• **Information given**
......
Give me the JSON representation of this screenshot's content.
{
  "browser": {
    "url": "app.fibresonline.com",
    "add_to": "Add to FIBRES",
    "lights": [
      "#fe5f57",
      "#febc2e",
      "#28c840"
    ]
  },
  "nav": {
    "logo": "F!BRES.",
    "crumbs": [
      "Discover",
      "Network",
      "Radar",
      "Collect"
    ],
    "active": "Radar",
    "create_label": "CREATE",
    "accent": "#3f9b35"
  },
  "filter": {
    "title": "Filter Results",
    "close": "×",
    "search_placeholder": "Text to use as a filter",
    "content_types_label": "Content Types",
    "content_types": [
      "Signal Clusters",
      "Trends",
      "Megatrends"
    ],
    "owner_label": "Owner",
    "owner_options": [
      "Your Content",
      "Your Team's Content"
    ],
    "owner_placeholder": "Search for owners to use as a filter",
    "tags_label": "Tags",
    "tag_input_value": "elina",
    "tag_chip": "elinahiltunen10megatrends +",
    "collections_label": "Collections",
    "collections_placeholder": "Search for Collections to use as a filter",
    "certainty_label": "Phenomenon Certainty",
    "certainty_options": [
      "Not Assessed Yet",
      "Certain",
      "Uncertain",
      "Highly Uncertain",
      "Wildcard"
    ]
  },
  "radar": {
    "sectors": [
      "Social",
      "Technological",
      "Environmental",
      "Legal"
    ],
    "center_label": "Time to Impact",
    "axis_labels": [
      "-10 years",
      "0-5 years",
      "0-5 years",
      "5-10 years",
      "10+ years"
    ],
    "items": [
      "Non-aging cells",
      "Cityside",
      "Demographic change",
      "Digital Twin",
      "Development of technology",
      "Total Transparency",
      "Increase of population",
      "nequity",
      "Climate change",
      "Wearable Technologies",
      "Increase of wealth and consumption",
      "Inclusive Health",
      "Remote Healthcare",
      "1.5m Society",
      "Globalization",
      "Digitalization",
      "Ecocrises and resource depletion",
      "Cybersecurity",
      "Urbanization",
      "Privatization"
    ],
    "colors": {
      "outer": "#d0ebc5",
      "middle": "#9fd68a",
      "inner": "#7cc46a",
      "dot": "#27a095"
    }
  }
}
......
• **Assigned task**
Wherever a line above contains the string "change", count it; then give the total alone.

• **Output below**
2